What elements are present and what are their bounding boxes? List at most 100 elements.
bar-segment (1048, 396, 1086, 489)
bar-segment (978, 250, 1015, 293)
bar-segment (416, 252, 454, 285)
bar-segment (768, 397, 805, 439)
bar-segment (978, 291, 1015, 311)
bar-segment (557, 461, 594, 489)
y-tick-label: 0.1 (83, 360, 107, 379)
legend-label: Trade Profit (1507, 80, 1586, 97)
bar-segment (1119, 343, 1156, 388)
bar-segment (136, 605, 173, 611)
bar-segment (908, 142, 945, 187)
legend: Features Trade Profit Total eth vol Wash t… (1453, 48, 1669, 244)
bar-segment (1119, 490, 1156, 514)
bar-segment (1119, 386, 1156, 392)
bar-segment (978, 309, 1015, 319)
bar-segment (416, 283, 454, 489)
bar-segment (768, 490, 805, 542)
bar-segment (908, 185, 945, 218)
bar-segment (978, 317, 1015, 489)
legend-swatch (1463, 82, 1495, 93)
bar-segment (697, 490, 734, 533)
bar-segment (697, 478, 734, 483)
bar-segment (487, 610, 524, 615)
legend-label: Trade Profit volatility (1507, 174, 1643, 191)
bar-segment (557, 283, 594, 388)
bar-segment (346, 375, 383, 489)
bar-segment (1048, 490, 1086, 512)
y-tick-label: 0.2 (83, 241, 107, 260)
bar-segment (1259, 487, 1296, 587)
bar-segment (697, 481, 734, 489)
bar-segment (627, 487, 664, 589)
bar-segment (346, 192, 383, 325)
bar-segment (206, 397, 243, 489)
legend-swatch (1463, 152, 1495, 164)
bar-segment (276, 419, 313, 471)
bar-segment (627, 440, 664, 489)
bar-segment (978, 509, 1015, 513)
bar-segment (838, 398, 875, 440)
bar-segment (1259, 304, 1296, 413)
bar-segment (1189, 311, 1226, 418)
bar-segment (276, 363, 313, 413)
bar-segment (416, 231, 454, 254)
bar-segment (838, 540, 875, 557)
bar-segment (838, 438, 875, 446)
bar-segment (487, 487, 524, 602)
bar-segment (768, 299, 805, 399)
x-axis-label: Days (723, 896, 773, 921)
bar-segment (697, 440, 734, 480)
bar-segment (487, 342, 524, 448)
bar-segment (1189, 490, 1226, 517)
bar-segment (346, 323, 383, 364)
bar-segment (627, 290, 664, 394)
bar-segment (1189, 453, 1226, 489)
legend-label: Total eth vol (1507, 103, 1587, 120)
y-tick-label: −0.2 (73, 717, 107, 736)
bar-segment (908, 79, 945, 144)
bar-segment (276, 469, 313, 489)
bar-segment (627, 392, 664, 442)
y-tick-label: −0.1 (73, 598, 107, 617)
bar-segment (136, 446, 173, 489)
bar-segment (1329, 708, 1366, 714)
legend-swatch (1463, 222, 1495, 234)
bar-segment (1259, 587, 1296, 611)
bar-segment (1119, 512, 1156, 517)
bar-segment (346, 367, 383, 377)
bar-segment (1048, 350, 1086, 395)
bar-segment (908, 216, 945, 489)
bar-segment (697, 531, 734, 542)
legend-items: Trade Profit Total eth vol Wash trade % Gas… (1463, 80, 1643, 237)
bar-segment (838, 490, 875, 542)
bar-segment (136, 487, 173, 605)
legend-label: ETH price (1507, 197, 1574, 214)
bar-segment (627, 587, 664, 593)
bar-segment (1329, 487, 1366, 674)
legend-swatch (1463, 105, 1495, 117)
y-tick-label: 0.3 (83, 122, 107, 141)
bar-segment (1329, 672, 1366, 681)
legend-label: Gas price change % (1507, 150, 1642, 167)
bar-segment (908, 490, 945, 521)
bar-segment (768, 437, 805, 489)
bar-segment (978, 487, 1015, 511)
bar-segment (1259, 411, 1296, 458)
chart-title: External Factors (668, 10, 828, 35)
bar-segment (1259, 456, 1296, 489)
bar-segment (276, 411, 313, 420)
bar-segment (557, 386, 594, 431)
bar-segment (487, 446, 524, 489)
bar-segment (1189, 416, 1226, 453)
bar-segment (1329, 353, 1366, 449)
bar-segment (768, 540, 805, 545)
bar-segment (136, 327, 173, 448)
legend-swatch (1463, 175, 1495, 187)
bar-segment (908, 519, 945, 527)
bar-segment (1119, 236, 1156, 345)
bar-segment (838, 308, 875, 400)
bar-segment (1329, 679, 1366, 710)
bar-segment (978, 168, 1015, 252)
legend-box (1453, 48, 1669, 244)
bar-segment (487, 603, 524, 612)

####

What you will do
Retype every line of the records above, keeping each character unchanged.

Answer to the exercise
What elements are present and what are their bounding boxes? List at most 100 elements.
bar-segment (1048, 396, 1086, 489)
bar-segment (978, 250, 1015, 293)
bar-segment (416, 252, 454, 285)
bar-segment (768, 397, 805, 439)
bar-segment (978, 291, 1015, 311)
bar-segment (557, 461, 594, 489)
y-tick-label: 0.1 (83, 360, 107, 379)
legend-label: Trade Profit (1507, 80, 1586, 97)
bar-segment (1119, 343, 1156, 388)
bar-segment (136, 605, 173, 611)
bar-segment (908, 142, 945, 187)
legend: Features Trade Profit Total eth vol Wash t… (1453, 48, 1669, 244)
bar-segment (1119, 490, 1156, 514)
bar-segment (1119, 386, 1156, 392)
bar-segment (978, 309, 1015, 319)
bar-segment (416, 283, 454, 489)
bar-segment (768, 490, 805, 542)
bar-segment (908, 185, 945, 218)
bar-segment (978, 317, 1015, 489)
legend-swatch (1463, 82, 1495, 93)
bar-segment (697, 490, 734, 533)
bar-segment (697, 478, 734, 483)
bar-segment (487, 610, 524, 615)
legend-label: Trade Profit volatility (1507, 174, 1643, 191)
bar-segment (557, 283, 594, 388)
bar-segment (346, 375, 383, 489)
bar-segment (1048, 490, 1086, 512)
y-tick-label: 0.2 (83, 241, 107, 260)
bar-segment (1259, 487, 1296, 587)
bar-segment (697, 481, 734, 489)
bar-segment (627, 487, 664, 589)
bar-segment (346, 192, 383, 325)
bar-segment (206, 397, 243, 489)
legend-swatch (1463, 152, 1495, 164)
bar-segment (276, 419, 313, 471)
bar-segment (627, 440, 664, 489)
bar-segment (978, 509, 1015, 513)
bar-segment (838, 398, 875, 440)
bar-segment (1259, 304, 1296, 413)
bar-segment (1189, 311, 1226, 418)
bar-segment (276, 363, 313, 413)
bar-segment (416, 231, 454, 254)
bar-segment (838, 540, 875, 557)
bar-segment (838, 438, 875, 446)
bar-segment (487, 487, 524, 602)
bar-segment (768, 299, 805, 399)
x-axis-label: Days (723, 896, 773, 921)
bar-segment (697, 440, 734, 480)
bar-segment (487, 342, 524, 448)
bar-segment (1189, 490, 1226, 517)
bar-segment (346, 323, 383, 364)
bar-segment (627, 290, 664, 394)
bar-segment (1189, 453, 1226, 489)
legend-label: Total eth vol (1507, 103, 1587, 120)
y-tick-label: −0.2 (73, 717, 107, 736)
bar-segment (908, 79, 945, 144)
bar-segment (276, 469, 313, 489)
bar-segment (627, 392, 664, 442)
y-tick-label: −0.1 (73, 598, 107, 617)
bar-segment (136, 446, 173, 489)
bar-segment (1329, 708, 1366, 714)
legend-swatch (1463, 222, 1495, 234)
bar-segment (1259, 587, 1296, 611)
bar-segment (1119, 512, 1156, 517)
bar-segment (346, 367, 383, 377)
bar-segment (1048, 350, 1086, 395)
bar-segment (908, 216, 945, 489)
bar-segment (697, 531, 734, 542)
legend-items: Trade Profit Total eth vol Wash trade % Gas… (1463, 80, 1643, 237)
bar-segment (838, 490, 875, 542)
bar-segment (136, 487, 173, 605)
legend-label: ETH price (1507, 197, 1574, 214)
bar-segment (627, 587, 664, 593)
bar-segment (1329, 487, 1366, 674)
legend-swatch (1463, 105, 1495, 117)
y-tick-label: 0.3 (83, 122, 107, 141)
bar-segment (1329, 672, 1366, 681)
legend-label: Gas price change % (1507, 150, 1642, 167)
bar-segment (908, 490, 945, 521)
bar-segment (768, 437, 805, 489)
bar-segment (978, 487, 1015, 511)
bar-segment (1259, 411, 1296, 458)
chart-title: External Factors (668, 10, 828, 35)
bar-segment (1259, 456, 1296, 489)
bar-segment (276, 411, 313, 420)
bar-segment (557, 386, 594, 431)
bar-segment (487, 446, 524, 489)
bar-segment (1189, 416, 1226, 453)
bar-segment (1329, 353, 1366, 449)
bar-segment (768, 540, 805, 545)
bar-segment (136, 327, 173, 448)
legend-swatch (1463, 175, 1495, 187)
bar-segment (908, 519, 945, 527)
bar-segment (1119, 236, 1156, 345)
bar-segment (838, 308, 875, 400)
bar-segment (1329, 679, 1366, 710)
bar-segment (978, 168, 1015, 252)
legend-box (1453, 48, 1669, 244)
bar-segment (487, 603, 524, 612)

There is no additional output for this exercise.